■ Task to carry out
Omit all images. Transcribe the rest of the material below exactly.

■ Data for processing

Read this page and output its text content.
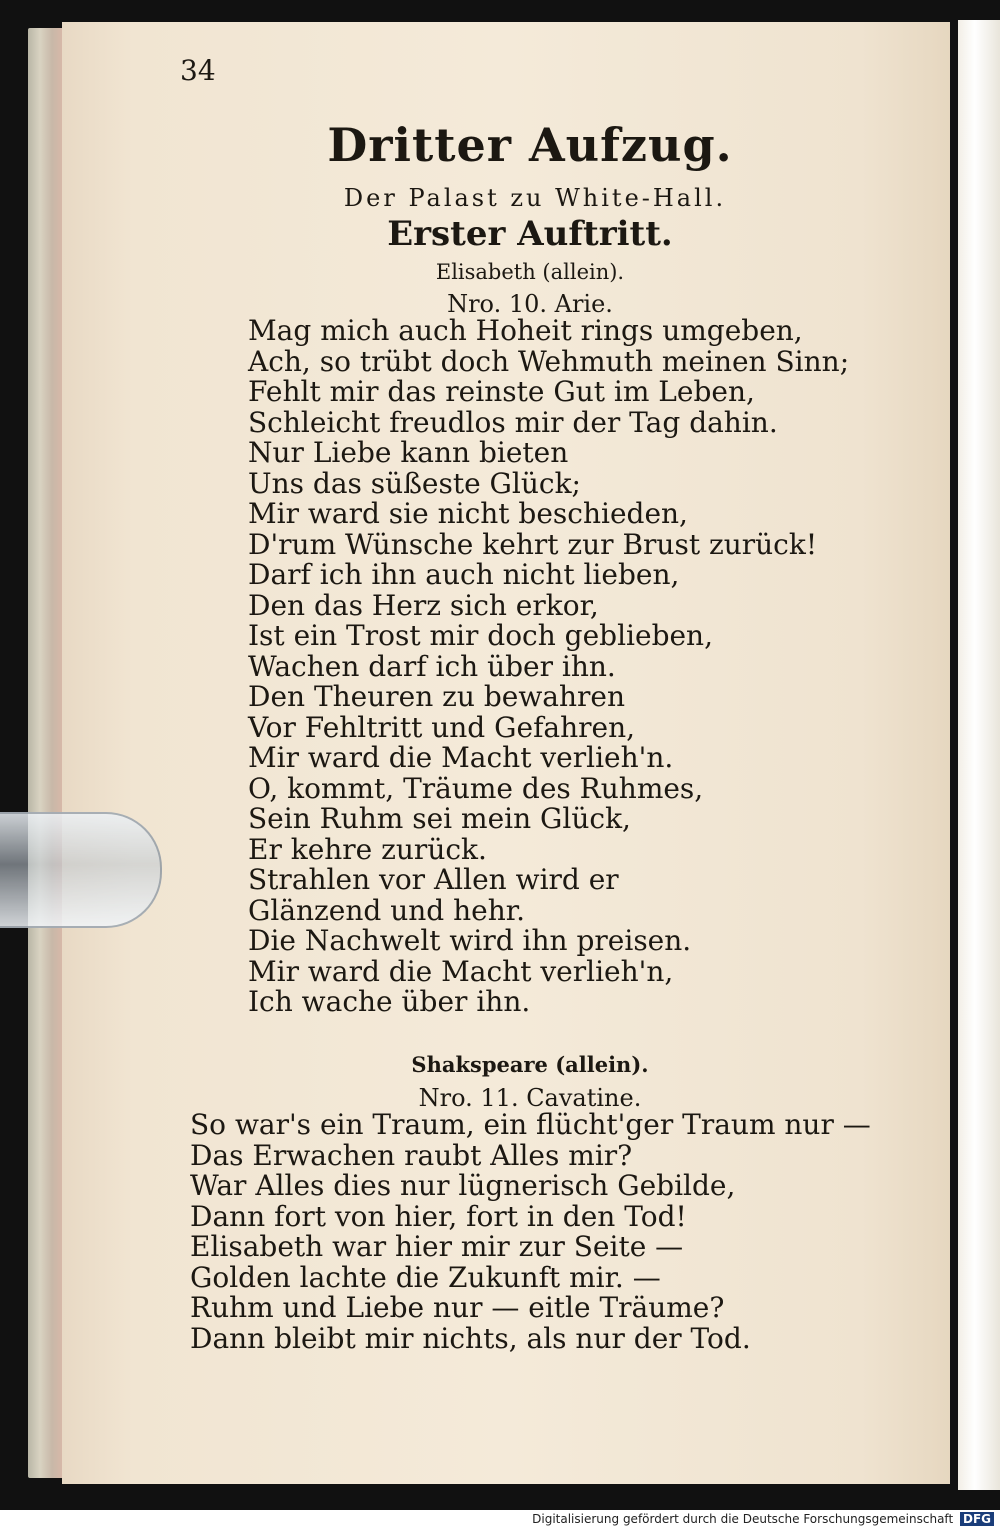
34
Dritter Aufzug.
Der Palast zu White-Hall.
Erster Auftritt.
Elisabeth (allein).
Nro. 10. Arie.
Mag mich auch Hoheit rings umgeben,
Ach, so trübt doch Wehmuth meinen Sinn;
Fehlt mir das reinste Gut im Leben,
Schleicht freudlos mir der Tag dahin.
Nur Liebe kann bieten
Uns das süßeste Glück;
Mir ward sie nicht beschieden,
D'rum Wünsche kehrt zur Brust zurück!
Darf ich ihn auch nicht lieben,
Den das Herz sich erkor,
Ist ein Trost mir doch geblieben,
Wachen darf ich über ihn.
Den Theuren zu bewahren
Vor Fehltritt und Gefahren,
Mir ward die Macht verlieh'n.
O, kommt, Träume des Ruhmes,
Sein Ruhm sei mein Glück,
Er kehre zurück.
Strahlen vor Allen wird er
Glänzend und hehr.
Die Nachwelt wird ihn preisen.
Mir ward die Macht verlieh'n,
Ich wache über ihn.
Shakspeare (allein).
Nro. 11. Cavatine.
So war's ein Traum, ein flücht'ger Traum nur —
Das Erwachen raubt Alles mir?
War Alles dies nur lügnerisch Gebilde,
Dann fort von hier, fort in den Tod!
Elisabeth war hier mir zur Seite —
Golden lachte die Zukunft mir. —
Ruhm und Liebe nur — eitle Träume?
Dann bleibt mir nichts, als nur der Tod.
Digitalisierung gefördert durch die Deutsche Forschungsgemeinschaft DFG
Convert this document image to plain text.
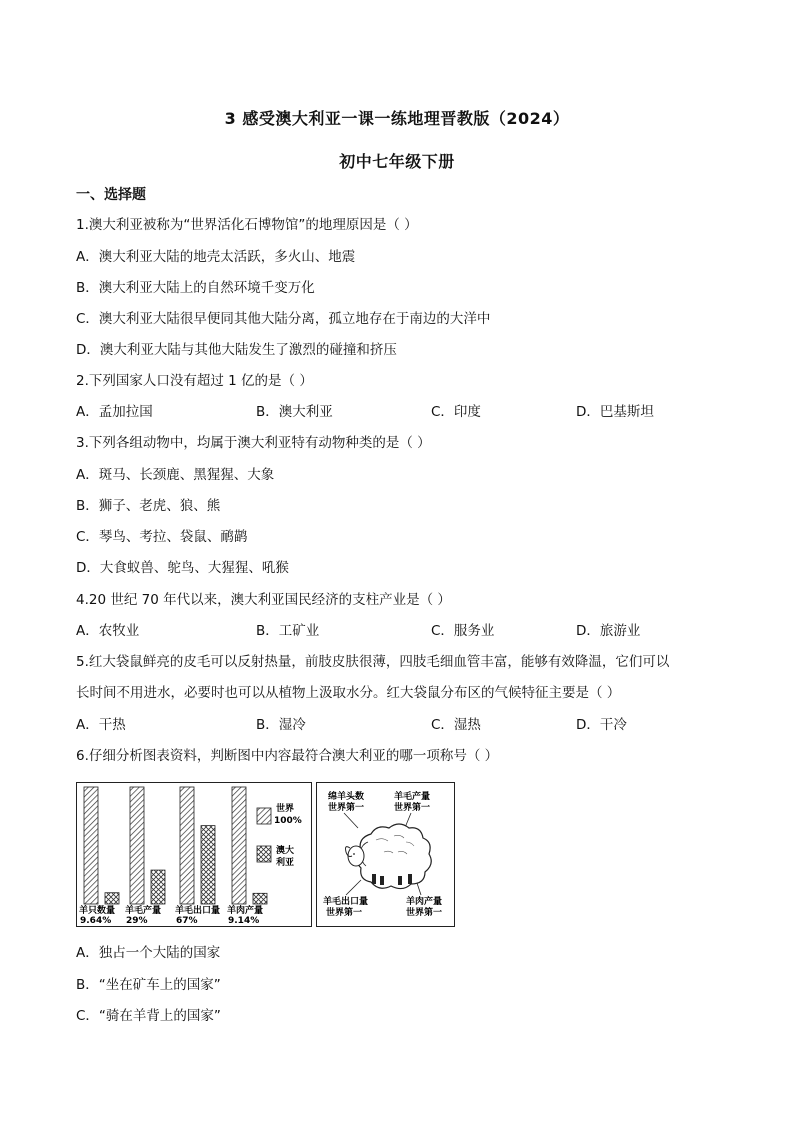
3 感受澳大利亚一课一练地理晋教版（2024）
初中七年级下册
一、选择题
1.澳大利亚被称为“世界活化石博物馆”的地理原因是（ ）
A．澳大利亚大陆的地壳太活跃，多火山、地震
B．澳大利亚大陆上的自然环境千变万化
C．澳大利亚大陆很早便同其他大陆分离，孤立地存在于南边的大洋中
D．澳大利亚大陆与其他大陆发生了激烈的碰撞和挤压
2.下列国家人口没有超过 1 亿的是（ ）
A．孟加拉国	B．澳大利亚	C．印度	D．巴基斯坦
3.下列各组动物中，均属于澳大利亚特有动物种类的是（ ）
A．斑马、长颈鹿、黑猩猩、大象
B．狮子、老虎、狼、熊
C．琴鸟、考拉、袋鼠、鸸鹋
D．大食蚁兽、鸵鸟、大猩猩、吼猴
4.20 世纪 70 年代以来，澳大利亚国民经济的支柱产业是（ ）
A．农牧业	B．工矿业	C．服务业	D．旅游业
5.红大袋鼠鲜亮的皮毛可以反射热量，前肢皮肤很薄，四肢毛细血管丰富，能够有效降温，它们可以
长时间不用进水，必要时也可以从植物上汲取水分。红大袋鼠分布区的气候特征主要是（ ）
A．干热	B．湿冷	C．湿热	D．干冷
6.仔细分析图表资料，判断图中内容最符合澳大利亚的哪一项称号（ ）
世界
100%
澳大
利亚
羊只数量
9.64%
羊毛产量
29%
羊毛出口量
67%
羊肉产量
9.14%
绵羊头数
世界第一
羊毛产量
世界第一
羊毛出口量
世界第一
羊肉产量
世界第一
A．独占一个大陆的国家
B．“坐在矿车上的国家”
C．“骑在羊背上的国家”
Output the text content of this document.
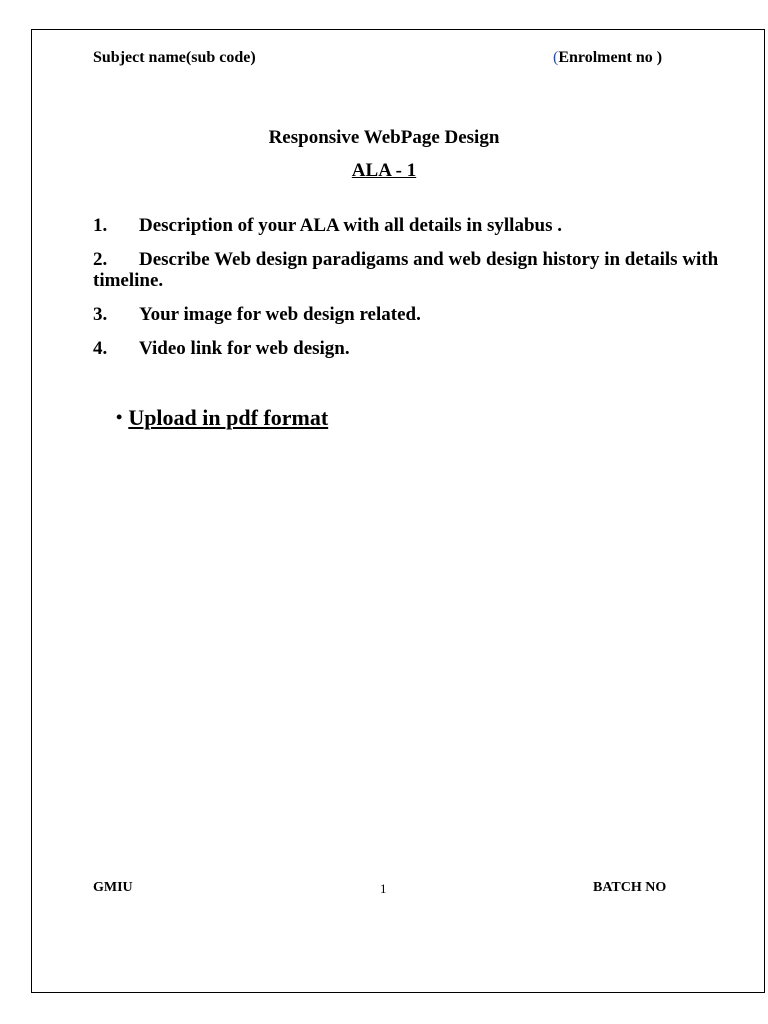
Subject name(sub code)	(Enrolment no )
Responsive WebPage Design
ALA - 1
1. Description of your ALA with all details in syllabus .
2. Describe Web design paradigams and web design history in details with timeline.
3. Your image for web design related.
4. Video link for web design.
• Upload in pdf format
GMIU	1	BATCH NO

■ Answer to this exercise
Read this page and output its text content.
34
Dritter Aufzug.
Der Palast zu White-Hall.
Erster Auftritt.
Elisabeth (allein).
Nro. 10. Arie.
Mag mich auch Hoheit rings umgeben,
Ach, so trübt doch Wehmuth meinen Sinn;
Fehlt mir das reinste Gut im Leben,
Schleicht freudlos mir der Tag dahin.
Nur Liebe kann bieten
Uns das süßeste Glück;
Mir ward sie nicht beschieden,
D'rum Wünsche kehrt zur Brust zurück!
Darf ich ihn auch nicht lieben,
Den das Herz sich erkor,
Ist ein Trost mir doch geblieben,
Wachen darf ich über ihn.
Den Theuren zu bewahren
Vor Fehltritt und Gefahren,
Mir ward die Macht verlieh'n.
O, kommt, Träume des Ruhmes,
Sein Ruhm sei mein Glück,
Er kehre zurück.
Strahlen vor Allen wird er
Glänzend und hehr.
Die Nachwelt wird ihn preisen.
Mir ward die Macht verlieh'n,
Ich wache über ihn.
Shakspeare (allein).
Nro. 11. Cavatine.
So war's ein Traum, ein flücht'ger Traum nur —
Das Erwachen raubt Alles mir?
War Alles dies nur lügnerisch Gebilde,
Dann fort von hier, fort in den Tod!
Elisabeth war hier mir zur Seite —
Golden lachte die Zukunft mir. —
Ruhm und Liebe nur — eitle Träume?
Dann bleibt mir nichts, als nur der Tod.
Digitalisierung gefördert durch die Deutsche Forschungsgemeinschaft DFG
Convert this document image to plain text.
3 感受澳大利亚一课一练地理晋教版（2024）
初中七年级下册
一、选择题
1.澳大利亚被称为“世界活化石博物馆”的地理原因是（ ）
A．澳大利亚大陆的地壳太活跃，多火山、地震
B．澳大利亚大陆上的自然环境千变万化
C．澳大利亚大陆很早便同其他大陆分离，孤立地存在于南边的大洋中
D．澳大利亚大陆与其他大陆发生了激烈的碰撞和挤压
2.下列国家人口没有超过 1 亿的是（ ）
A．孟加拉国	B．澳大利亚	C．印度	D．巴基斯坦
3.下列各组动物中，均属于澳大利亚特有动物种类的是（ ）
A．斑马、长颈鹿、黑猩猩、大象
B．狮子、老虎、狼、熊
C．琴鸟、考拉、袋鼠、鸸鹋
D．大食蚁兽、鸵鸟、大猩猩、吼猴
4.20 世纪 70 年代以来，澳大利亚国民经济的支柱产业是（ ）
A．农牧业	B．工矿业	C．服务业	D．旅游业
5.红大袋鼠鲜亮的皮毛可以反射热量，前肢皮肤很薄，四肢毛细血管丰富，能够有效降温，它们可以
长时间不用进水，必要时也可以从植物上汲取水分。红大袋鼠分布区的气候特征主要是（ ）
A．干热	B．湿冷	C．湿热	D．干冷
6.仔细分析图表资料，判断图中内容最符合澳大利亚的哪一项称号（ ）
世界
100%
澳大
利亚
羊只数量
9.64%
羊毛产量
29%
羊毛出口量
67%
羊肉产量
9.14%
绵羊头数
世界第一
羊毛产量
世界第一
羊毛出口量
世界第一
羊肉产量
世界第一
A．独占一个大陆的国家
B．“坐在矿车上的国家”
C．“骑在羊背上的国家”
Output the text content of this document.
Subject name(sub code)	(Enrolment no )
Responsive WebPage Design
ALA - 1
1. Description of your ALA with all details in syllabus .
2. Describe Web design paradigams and web design history in details with timeline.
3. Your image for web design related.
4. Video link for web design.
• Upload in pdf format
GMIU	1	BATCH NO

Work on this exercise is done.